What the task asks: List, from the lines below, each one with "JSON" in it.

Information given:
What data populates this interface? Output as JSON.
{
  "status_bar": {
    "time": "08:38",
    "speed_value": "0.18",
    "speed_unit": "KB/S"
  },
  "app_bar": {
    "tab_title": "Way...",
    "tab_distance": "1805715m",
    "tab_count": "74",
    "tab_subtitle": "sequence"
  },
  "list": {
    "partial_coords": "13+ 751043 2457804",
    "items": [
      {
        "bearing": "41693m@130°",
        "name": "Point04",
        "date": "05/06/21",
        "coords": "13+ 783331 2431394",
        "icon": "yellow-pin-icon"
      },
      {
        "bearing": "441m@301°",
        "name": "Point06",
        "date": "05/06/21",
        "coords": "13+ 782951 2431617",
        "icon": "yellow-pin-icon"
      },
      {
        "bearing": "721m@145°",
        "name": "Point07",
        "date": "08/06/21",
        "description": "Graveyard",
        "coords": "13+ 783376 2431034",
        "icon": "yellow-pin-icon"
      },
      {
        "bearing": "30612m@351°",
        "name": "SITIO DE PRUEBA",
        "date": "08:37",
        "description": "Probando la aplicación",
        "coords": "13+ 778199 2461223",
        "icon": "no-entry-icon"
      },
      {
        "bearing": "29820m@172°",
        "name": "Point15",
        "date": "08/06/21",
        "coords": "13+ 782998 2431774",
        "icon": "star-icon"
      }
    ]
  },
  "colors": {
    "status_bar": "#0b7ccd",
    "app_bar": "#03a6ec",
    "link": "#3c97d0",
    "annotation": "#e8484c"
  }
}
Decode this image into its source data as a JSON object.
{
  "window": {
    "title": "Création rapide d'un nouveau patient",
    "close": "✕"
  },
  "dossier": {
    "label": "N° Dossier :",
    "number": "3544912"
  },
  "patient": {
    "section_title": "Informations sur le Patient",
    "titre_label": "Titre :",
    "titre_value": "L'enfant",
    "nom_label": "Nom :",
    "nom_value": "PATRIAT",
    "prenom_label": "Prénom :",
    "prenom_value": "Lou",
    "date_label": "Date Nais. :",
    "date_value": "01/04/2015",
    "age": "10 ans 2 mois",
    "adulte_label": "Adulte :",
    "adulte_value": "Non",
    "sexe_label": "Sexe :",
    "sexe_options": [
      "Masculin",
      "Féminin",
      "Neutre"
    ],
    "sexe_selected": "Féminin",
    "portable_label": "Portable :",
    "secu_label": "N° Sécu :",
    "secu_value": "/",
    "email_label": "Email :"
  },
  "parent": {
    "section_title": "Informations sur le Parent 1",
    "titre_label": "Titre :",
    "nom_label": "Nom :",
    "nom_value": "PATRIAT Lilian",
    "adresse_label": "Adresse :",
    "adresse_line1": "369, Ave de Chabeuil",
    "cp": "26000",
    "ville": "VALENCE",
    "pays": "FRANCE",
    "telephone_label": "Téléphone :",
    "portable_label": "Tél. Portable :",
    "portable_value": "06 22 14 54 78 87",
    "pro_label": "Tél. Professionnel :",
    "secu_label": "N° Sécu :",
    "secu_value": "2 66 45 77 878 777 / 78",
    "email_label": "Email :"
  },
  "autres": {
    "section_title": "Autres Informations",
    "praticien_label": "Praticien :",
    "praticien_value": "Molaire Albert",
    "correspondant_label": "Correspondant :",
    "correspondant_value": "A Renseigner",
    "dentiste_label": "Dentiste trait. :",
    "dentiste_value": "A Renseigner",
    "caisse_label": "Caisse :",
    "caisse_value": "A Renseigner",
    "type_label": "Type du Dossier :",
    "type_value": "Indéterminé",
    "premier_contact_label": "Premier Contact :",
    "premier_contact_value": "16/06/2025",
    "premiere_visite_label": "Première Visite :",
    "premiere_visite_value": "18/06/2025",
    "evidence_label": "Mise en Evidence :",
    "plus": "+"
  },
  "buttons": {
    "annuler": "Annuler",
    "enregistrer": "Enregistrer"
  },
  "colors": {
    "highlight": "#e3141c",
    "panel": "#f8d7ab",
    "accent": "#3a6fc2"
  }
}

The output:
What data populates this interface? Output as JSON.
Decode this image into its source data as a JSON object.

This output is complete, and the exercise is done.